[Required work] Copy out, from the entries below, each line holding the string "week".

[Stored rows]
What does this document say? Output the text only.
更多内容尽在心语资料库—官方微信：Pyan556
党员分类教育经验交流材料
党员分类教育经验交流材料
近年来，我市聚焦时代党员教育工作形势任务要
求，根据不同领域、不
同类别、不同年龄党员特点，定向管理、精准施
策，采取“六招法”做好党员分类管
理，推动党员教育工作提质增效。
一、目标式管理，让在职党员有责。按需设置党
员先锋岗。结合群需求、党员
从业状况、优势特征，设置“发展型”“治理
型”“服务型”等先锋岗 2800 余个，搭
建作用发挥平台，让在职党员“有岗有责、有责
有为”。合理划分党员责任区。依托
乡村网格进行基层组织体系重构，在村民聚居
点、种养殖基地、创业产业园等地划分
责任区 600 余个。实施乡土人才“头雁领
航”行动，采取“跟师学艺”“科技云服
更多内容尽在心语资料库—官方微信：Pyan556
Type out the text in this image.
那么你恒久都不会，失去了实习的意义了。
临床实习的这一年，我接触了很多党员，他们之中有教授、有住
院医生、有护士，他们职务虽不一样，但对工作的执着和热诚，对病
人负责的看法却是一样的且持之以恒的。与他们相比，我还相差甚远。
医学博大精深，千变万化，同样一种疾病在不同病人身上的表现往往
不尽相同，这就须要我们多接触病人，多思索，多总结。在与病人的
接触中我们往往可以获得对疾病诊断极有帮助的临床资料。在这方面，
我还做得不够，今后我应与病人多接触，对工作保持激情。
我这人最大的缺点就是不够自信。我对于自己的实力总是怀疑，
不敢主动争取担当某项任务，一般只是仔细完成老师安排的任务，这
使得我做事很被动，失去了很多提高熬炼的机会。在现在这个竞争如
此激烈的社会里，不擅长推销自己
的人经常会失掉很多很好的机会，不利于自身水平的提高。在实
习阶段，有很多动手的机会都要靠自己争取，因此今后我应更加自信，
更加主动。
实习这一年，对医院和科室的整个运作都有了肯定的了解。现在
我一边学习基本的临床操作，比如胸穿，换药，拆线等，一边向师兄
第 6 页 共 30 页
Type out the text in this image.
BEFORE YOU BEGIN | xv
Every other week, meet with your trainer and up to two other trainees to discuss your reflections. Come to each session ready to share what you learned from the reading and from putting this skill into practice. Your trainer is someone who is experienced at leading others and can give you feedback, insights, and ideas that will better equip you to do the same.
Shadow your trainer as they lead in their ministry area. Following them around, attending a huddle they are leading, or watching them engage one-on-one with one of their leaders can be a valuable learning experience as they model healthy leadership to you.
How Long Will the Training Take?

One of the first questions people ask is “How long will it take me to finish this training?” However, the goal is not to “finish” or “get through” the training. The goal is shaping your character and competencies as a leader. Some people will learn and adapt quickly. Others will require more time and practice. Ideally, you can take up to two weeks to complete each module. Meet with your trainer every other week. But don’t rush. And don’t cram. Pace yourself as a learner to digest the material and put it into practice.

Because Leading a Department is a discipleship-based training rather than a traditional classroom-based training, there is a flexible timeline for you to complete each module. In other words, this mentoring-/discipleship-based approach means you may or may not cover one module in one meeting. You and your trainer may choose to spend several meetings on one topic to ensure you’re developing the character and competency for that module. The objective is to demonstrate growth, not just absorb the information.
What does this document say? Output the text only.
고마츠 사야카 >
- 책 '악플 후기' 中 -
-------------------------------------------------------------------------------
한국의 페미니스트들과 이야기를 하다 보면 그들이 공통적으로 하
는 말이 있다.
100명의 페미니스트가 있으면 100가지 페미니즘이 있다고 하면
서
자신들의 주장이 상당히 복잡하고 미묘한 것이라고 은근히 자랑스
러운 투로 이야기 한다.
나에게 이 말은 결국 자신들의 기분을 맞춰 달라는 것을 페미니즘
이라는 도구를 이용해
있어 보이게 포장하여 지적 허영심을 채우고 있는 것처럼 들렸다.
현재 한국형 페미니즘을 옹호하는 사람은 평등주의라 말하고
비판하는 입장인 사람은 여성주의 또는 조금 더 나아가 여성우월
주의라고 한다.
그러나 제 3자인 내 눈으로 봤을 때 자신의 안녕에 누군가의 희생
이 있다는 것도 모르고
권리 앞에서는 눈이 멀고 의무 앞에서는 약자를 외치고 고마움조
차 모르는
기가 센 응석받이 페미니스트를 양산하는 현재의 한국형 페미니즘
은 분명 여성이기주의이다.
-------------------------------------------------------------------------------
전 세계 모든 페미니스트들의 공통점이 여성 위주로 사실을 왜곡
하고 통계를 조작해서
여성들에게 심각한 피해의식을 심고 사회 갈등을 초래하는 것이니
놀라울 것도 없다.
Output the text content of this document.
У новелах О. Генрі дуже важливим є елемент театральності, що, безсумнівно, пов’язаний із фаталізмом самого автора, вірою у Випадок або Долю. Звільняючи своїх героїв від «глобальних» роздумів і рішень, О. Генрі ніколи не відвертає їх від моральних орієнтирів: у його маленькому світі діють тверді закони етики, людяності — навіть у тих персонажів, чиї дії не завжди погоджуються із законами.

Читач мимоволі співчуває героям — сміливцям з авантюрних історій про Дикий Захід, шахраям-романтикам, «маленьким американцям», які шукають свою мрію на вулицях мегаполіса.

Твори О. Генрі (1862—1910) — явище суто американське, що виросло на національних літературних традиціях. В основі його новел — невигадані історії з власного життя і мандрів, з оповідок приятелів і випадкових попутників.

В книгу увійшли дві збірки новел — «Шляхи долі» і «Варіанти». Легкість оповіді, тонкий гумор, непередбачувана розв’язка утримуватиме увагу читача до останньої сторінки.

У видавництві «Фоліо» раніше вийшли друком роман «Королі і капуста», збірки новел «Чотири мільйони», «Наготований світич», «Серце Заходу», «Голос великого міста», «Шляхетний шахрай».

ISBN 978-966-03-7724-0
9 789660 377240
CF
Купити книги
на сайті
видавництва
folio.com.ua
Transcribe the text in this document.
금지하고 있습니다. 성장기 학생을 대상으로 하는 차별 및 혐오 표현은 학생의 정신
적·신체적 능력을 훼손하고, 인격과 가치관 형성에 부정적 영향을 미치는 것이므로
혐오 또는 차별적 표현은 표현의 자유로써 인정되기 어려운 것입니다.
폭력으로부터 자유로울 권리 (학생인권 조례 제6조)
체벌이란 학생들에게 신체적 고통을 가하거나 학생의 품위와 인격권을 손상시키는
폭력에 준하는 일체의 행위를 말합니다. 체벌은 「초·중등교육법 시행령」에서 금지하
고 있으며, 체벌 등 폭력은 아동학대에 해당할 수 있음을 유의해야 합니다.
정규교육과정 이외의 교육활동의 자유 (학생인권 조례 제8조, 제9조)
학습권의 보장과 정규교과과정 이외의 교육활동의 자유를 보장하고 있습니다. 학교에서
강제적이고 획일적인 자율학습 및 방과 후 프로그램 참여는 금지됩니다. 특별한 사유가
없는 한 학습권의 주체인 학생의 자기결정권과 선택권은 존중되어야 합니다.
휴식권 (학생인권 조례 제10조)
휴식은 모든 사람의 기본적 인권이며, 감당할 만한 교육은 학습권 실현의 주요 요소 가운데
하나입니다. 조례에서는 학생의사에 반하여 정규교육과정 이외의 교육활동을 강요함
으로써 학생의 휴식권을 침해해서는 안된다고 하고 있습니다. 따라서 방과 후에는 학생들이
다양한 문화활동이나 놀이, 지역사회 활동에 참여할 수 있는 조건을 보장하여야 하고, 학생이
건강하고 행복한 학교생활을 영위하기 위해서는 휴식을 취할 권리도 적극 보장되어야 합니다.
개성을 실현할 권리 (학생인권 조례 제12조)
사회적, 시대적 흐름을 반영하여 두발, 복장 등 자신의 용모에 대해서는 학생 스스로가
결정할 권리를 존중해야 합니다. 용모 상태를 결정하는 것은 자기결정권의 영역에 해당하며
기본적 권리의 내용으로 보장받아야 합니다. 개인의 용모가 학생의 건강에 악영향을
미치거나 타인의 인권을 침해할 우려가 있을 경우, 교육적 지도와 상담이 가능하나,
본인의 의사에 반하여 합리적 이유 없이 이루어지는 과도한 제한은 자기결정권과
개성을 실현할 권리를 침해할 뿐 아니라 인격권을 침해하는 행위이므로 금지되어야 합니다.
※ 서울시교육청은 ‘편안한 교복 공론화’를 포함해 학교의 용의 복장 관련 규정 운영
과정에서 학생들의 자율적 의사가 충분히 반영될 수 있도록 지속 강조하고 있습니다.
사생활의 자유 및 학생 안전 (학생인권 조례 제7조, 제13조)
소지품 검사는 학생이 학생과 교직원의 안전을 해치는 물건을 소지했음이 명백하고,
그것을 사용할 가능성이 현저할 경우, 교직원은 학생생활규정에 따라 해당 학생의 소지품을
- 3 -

[Output]
Every other week, meet with your trainer and up to two other trainees to discuss your reflections. Come to each session ready to share what you learned from the reading and from putting this skill into practice. Your trainer is someone who is experienced at leading others and can give you feedback, insights, and ideas that will better equip you to do the same.
One of the first questions people ask is “How long will it take me to finish this training?” However, the goal is not to “finish” or “get through” the training. The goal is shaping your character and competencies as a leader. Some people will learn and adapt quickly. Others will require more time and practice. Ideally, you can take up to two weeks to complete each module. Meet with your trainer every other week. But don’t rush. And don’t cram. Pace yourself as a learner to digest the material and put it into practice.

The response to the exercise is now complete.